- REQUEST:
Return the whole listing, line for line, without the pictures in it.

- SOURCE DATA:
##########

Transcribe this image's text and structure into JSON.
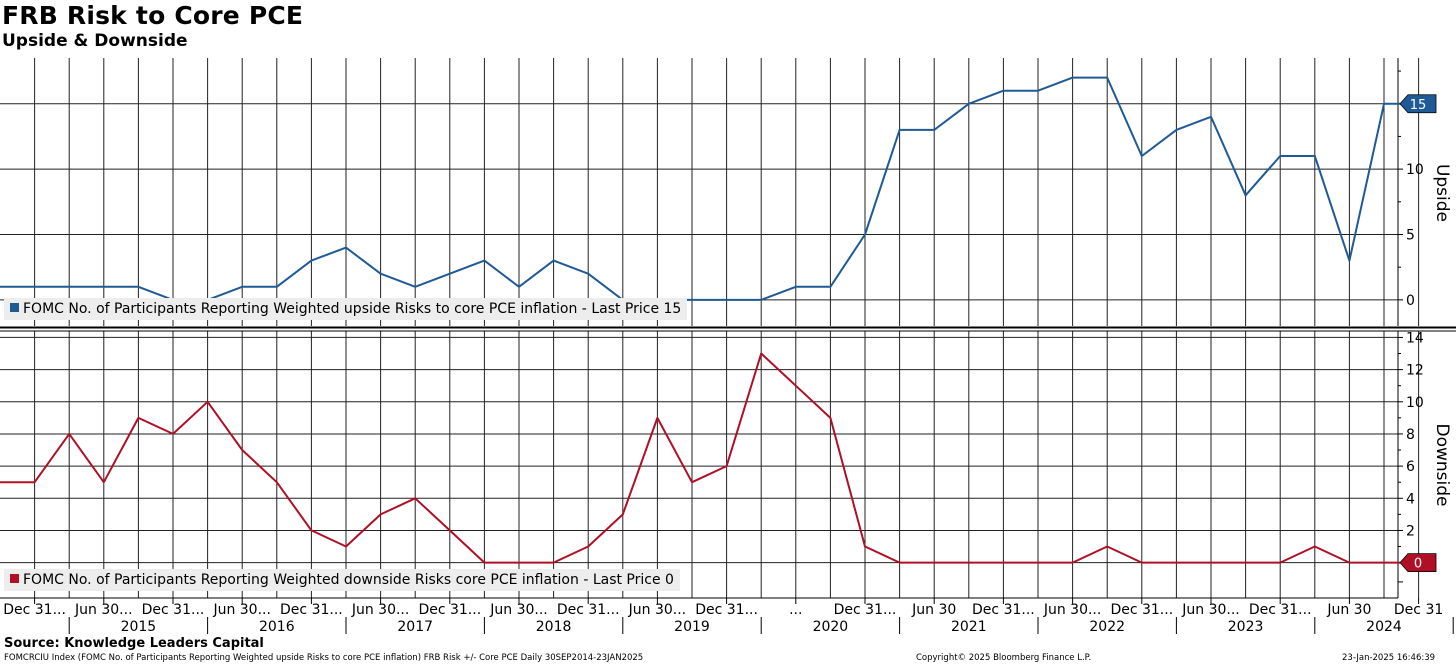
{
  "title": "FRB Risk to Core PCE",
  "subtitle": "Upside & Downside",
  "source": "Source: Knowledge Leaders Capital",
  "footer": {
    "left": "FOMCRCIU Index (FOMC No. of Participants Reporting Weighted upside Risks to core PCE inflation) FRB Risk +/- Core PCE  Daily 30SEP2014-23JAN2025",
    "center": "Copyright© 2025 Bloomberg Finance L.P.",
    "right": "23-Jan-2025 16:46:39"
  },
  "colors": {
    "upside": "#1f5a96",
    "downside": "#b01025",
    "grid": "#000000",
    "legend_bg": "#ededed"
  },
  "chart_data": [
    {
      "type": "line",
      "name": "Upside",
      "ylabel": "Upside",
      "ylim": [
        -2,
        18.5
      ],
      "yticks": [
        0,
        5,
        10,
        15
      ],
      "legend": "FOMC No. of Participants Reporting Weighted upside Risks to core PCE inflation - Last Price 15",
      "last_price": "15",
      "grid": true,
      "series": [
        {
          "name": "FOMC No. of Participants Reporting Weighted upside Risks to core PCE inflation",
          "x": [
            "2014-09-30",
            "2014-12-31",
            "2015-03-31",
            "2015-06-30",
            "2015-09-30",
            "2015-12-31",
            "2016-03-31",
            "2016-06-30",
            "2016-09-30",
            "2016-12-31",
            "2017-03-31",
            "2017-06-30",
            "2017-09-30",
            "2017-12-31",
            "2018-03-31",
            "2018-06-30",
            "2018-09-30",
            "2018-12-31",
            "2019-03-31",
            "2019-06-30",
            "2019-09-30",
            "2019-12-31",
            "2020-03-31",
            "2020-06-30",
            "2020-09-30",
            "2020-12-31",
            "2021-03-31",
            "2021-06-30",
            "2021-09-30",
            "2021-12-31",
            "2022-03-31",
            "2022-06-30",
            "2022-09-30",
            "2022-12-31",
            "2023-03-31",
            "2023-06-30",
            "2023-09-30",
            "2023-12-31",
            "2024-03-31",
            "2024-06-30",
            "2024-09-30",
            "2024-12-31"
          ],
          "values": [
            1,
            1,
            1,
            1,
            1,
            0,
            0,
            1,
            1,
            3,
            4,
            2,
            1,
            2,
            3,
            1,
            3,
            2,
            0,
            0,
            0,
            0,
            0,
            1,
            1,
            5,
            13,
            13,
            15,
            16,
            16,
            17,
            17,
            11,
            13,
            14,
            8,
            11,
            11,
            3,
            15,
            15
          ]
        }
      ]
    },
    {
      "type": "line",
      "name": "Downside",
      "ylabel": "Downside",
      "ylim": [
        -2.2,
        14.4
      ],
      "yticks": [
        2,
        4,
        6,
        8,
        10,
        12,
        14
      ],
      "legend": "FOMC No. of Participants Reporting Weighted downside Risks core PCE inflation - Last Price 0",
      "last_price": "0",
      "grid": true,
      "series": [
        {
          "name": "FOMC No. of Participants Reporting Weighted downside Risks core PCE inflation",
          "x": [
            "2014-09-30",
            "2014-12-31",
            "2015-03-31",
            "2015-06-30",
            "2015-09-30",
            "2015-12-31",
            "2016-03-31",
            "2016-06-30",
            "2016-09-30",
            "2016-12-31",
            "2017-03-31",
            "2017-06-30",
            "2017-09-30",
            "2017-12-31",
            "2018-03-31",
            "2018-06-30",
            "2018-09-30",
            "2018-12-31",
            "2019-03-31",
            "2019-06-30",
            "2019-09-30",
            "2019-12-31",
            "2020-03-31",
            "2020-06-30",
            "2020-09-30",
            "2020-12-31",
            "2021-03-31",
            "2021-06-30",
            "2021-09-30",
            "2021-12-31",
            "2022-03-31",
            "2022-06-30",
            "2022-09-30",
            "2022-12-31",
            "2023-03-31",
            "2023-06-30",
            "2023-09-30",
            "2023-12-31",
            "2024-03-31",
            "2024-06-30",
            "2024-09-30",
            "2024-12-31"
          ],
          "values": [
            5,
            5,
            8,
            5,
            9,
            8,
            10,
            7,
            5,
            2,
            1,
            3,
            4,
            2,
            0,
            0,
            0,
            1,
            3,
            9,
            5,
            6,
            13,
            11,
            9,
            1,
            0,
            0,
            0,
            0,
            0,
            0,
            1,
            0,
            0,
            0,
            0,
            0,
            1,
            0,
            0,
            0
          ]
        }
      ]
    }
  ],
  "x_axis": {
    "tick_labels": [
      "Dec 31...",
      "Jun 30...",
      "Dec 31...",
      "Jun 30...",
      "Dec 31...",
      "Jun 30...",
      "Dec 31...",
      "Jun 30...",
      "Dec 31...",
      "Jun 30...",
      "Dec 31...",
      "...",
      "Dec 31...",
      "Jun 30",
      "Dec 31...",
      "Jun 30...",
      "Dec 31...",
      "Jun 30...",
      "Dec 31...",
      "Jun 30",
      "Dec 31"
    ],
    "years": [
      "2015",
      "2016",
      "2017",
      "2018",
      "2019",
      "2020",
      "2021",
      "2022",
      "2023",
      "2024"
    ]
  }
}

##########

- TASK ANSWER:
Transcribe this image's text and structure into JSON.
{
  "title": "FRB Risk to Core PCE",
  "subtitle": "Upside & Downside",
  "source": "Source: Knowledge Leaders Capital",
  "footer": {
    "left": "FOMCRCIU Index (FOMC No. of Participants Reporting Weighted upside Risks to core PCE inflation) FRB Risk +/- Core PCE  Daily 30SEP2014-23JAN2025",
    "center": "Copyright© 2025 Bloomberg Finance L.P.",
    "right": "23-Jan-2025 16:46:39"
  },
  "colors": {
    "upside": "#1f5a96",
    "downside": "#b01025",
    "grid": "#000000",
    "legend_bg": "#ededed"
  },
  "chart_data": [
    {
      "type": "line",
      "name": "Upside",
      "ylabel": "Upside",
      "ylim": [
        -2,
        18.5
      ],
      "yticks": [
        0,
        5,
        10,
        15
      ],
      "legend": "FOMC No. of Participants Reporting Weighted upside Risks to core PCE inflation - Last Price 15",
      "last_price": "15",
      "grid": true,
      "series": [
        {
          "name": "FOMC No. of Participants Reporting Weighted upside Risks to core PCE inflation",
          "x": [
            "2014-09-30",
            "2014-12-31",
            "2015-03-31",
            "2015-06-30",
            "2015-09-30",
            "2015-12-31",
            "2016-03-31",
            "2016-06-30",
            "2016-09-30",
            "2016-12-31",
            "2017-03-31",
            "2017-06-30",
            "2017-09-30",
            "2017-12-31",
            "2018-03-31",
            "2018-06-30",
            "2018-09-30",
            "2018-12-31",
            "2019-03-31",
            "2019-06-30",
            "2019-09-30",
            "2019-12-31",
            "2020-03-31",
            "2020-06-30",
            "2020-09-30",
            "2020-12-31",
            "2021-03-31",
            "2021-06-30",
            "2021-09-30",
            "2021-12-31",
            "2022-03-31",
            "2022-06-30",
            "2022-09-30",
            "2022-12-31",
            "2023-03-31",
            "2023-06-30",
            "2023-09-30",
            "2023-12-31",
            "2024-03-31",
            "2024-06-30",
            "2024-09-30",
            "2024-12-31"
          ],
          "values": [
            1,
            1,
            1,
            1,
            1,
            0,
            0,
            1,
            1,
            3,
            4,
            2,
            1,
            2,
            3,
            1,
            3,
            2,
            0,
            0,
            0,
            0,
            0,
            1,
            1,
            5,
            13,
            13,
            15,
            16,
            16,
            17,
            17,
            11,
            13,
            14,
            8,
            11,
            11,
            3,
            15,
            15
          ]
        }
      ]
    },
    {
      "type": "line",
      "name": "Downside",
      "ylabel": "Downside",
      "ylim": [
        -2.2,
        14.4
      ],
      "yticks": [
        2,
        4,
        6,
        8,
        10,
        12,
        14
      ],
      "legend": "FOMC No. of Participants Reporting Weighted downside Risks core PCE inflation - Last Price 0",
      "last_price": "0",
      "grid": true,
      "series": [
        {
          "name": "FOMC No. of Participants Reporting Weighted downside Risks core PCE inflation",
          "x": [
            "2014-09-30",
            "2014-12-31",
            "2015-03-31",
            "2015-06-30",
            "2015-09-30",
            "2015-12-31",
            "2016-03-31",
            "2016-06-30",
            "2016-09-30",
            "2016-12-31",
            "2017-03-31",
            "2017-06-30",
            "2017-09-30",
            "2017-12-31",
            "2018-03-31",
            "2018-06-30",
            "2018-09-30",
            "2018-12-31",
            "2019-03-31",
            "2019-06-30",
            "2019-09-30",
            "2019-12-31",
            "2020-03-31",
            "2020-06-30",
            "2020-09-30",
            "2020-12-31",
            "2021-03-31",
            "2021-06-30",
            "2021-09-30",
            "2021-12-31",
            "2022-03-31",
            "2022-06-30",
            "2022-09-30",
            "2022-12-31",
            "2023-03-31",
            "2023-06-30",
            "2023-09-30",
            "2023-12-31",
            "2024-03-31",
            "2024-06-30",
            "2024-09-30",
            "2024-12-31"
          ],
          "values": [
            5,
            5,
            8,
            5,
            9,
            8,
            10,
            7,
            5,
            2,
            1,
            3,
            4,
            2,
            0,
            0,
            0,
            1,
            3,
            9,
            5,
            6,
            13,
            11,
            9,
            1,
            0,
            0,
            0,
            0,
            0,
            0,
            1,
            0,
            0,
            0,
            0,
            0,
            1,
            0,
            0,
            0
          ]
        }
      ]
    }
  ],
  "x_axis": {
    "tick_labels": [
      "Dec 31...",
      "Jun 30...",
      "Dec 31...",
      "Jun 30...",
      "Dec 31...",
      "Jun 30...",
      "Dec 31...",
      "Jun 30...",
      "Dec 31...",
      "Jun 30...",
      "Dec 31...",
      "...",
      "Dec 31...",
      "Jun 30",
      "Dec 31...",
      "Jun 30...",
      "Dec 31...",
      "Jun 30...",
      "Dec 31...",
      "Jun 30",
      "Dec 31"
    ],
    "years": [
      "2015",
      "2016",
      "2017",
      "2018",
      "2019",
      "2020",
      "2021",
      "2022",
      "2023",
      "2024"
    ]
  }
}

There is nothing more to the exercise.